Data in this exercise:

=====

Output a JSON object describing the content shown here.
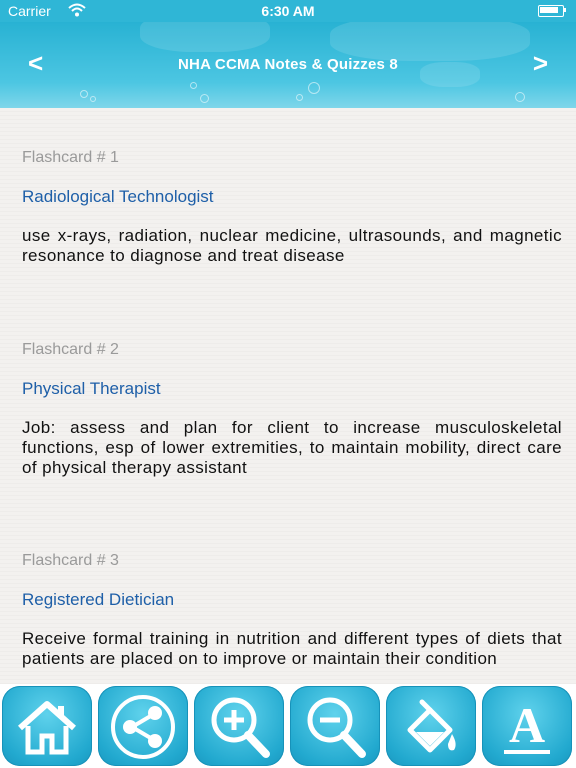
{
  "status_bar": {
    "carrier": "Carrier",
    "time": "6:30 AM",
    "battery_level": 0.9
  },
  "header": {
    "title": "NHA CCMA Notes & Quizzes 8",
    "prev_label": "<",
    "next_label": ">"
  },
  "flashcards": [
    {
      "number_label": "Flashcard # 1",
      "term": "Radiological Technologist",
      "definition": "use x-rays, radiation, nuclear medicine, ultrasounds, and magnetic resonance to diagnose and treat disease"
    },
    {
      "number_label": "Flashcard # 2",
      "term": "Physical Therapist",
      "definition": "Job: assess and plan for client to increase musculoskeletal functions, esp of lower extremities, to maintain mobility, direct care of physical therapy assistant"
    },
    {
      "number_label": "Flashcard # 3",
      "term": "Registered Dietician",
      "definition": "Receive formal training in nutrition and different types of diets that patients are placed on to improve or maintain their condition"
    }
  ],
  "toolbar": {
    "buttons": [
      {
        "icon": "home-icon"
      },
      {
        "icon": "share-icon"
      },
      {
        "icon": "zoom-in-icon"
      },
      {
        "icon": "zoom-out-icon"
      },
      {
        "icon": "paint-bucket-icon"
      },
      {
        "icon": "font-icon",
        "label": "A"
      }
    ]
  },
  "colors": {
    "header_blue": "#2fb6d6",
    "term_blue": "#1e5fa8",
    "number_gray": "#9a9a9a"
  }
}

=====

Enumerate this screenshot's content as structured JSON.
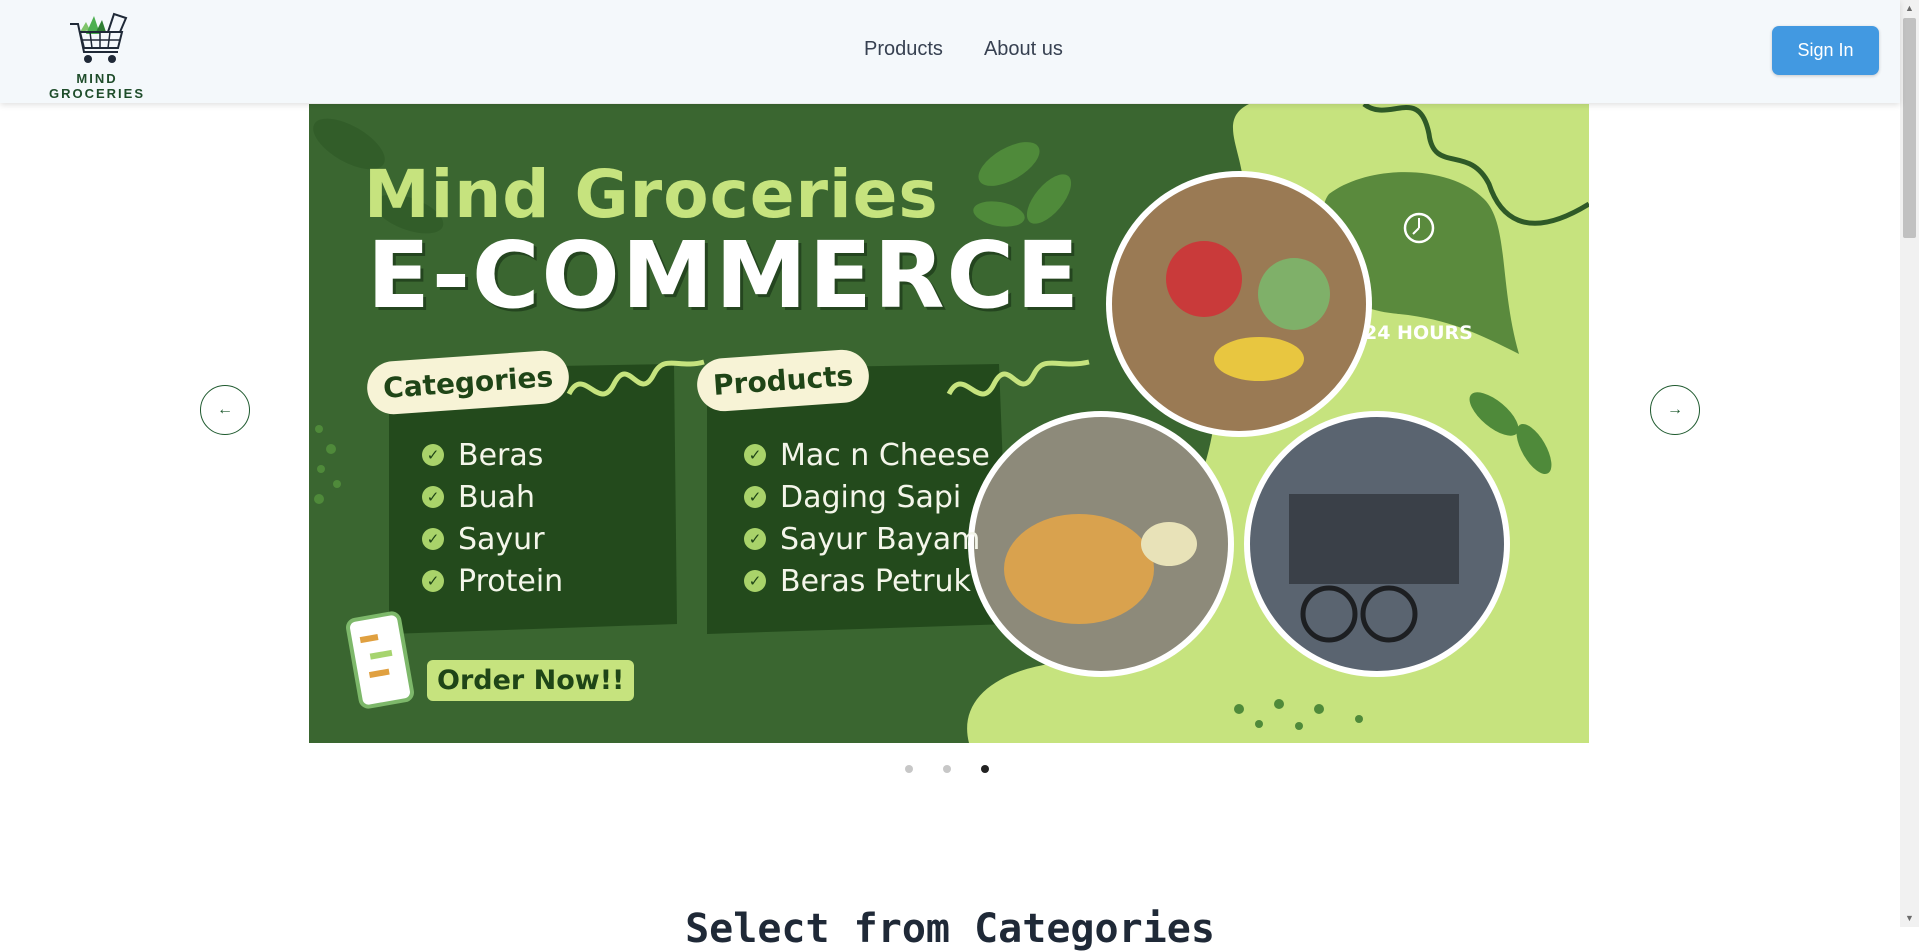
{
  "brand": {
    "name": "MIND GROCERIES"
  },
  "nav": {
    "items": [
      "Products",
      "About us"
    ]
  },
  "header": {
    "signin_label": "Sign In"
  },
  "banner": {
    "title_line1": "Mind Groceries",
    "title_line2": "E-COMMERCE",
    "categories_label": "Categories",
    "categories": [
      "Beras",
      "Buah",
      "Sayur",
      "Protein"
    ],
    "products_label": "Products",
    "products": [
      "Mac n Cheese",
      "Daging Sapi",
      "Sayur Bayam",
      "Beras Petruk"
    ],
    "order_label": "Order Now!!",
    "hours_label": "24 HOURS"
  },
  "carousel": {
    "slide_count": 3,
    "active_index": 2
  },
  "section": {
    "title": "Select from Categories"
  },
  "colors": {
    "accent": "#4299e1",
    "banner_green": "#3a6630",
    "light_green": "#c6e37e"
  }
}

=====

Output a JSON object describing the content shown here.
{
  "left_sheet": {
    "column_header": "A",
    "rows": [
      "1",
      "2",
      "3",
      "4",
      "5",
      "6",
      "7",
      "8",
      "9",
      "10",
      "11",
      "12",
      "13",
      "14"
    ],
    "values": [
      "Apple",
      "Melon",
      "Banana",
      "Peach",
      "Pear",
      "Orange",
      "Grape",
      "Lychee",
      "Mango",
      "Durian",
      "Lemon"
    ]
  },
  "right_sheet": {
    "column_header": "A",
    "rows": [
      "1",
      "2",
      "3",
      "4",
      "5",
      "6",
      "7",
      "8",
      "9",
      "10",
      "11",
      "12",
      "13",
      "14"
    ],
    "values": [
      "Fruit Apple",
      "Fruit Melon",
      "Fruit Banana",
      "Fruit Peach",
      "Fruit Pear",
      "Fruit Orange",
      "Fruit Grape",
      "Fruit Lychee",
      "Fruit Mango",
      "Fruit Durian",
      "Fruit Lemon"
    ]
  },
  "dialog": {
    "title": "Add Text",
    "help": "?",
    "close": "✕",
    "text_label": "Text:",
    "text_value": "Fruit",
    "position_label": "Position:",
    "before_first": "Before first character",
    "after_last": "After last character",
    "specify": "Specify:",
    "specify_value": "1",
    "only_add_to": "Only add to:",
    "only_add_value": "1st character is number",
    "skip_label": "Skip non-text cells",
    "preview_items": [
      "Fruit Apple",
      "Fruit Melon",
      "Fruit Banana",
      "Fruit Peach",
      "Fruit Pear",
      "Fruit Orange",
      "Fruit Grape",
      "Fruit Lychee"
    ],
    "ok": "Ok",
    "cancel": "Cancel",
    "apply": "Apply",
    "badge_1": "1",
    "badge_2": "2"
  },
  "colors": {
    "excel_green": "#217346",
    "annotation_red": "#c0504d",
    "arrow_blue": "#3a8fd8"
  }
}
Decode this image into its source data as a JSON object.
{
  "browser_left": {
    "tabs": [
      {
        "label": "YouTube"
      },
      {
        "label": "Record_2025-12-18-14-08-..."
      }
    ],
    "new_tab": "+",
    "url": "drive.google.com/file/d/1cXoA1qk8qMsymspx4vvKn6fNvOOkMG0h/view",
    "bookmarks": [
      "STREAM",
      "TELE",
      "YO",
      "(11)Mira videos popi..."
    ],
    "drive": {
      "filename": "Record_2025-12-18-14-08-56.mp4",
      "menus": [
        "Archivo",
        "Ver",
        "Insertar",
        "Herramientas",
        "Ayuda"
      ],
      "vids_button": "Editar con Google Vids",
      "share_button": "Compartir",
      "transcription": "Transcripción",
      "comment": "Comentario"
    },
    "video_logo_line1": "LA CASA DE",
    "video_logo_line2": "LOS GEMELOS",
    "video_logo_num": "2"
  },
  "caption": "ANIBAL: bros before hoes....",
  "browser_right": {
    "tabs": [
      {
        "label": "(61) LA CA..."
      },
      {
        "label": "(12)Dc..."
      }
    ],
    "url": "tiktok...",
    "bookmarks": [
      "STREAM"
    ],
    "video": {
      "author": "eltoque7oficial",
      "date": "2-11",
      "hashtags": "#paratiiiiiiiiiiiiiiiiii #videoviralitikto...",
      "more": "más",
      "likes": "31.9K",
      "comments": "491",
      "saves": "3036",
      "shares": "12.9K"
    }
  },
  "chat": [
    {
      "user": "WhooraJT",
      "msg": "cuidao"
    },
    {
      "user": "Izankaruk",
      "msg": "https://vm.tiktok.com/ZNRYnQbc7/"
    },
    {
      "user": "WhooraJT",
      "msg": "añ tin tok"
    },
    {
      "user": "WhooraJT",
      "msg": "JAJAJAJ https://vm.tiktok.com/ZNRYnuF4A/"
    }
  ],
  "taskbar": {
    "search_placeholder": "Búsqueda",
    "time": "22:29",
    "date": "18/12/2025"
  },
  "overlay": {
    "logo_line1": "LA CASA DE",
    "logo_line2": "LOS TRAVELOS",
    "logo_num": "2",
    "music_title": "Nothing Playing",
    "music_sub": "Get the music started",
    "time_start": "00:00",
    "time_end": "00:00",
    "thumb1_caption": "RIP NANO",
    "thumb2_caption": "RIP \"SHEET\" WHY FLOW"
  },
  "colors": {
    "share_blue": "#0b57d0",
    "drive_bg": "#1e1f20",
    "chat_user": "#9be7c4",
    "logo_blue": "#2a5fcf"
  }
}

=====

About this exercise: Scan the data, and report each line that uses the word "https".

Result:
      "msg": "https://vm.tiktok.com/ZNRYnQbc7/"
      "msg": "JAJAJAJ https://vm.tiktok.com/ZNRYnuF4A/"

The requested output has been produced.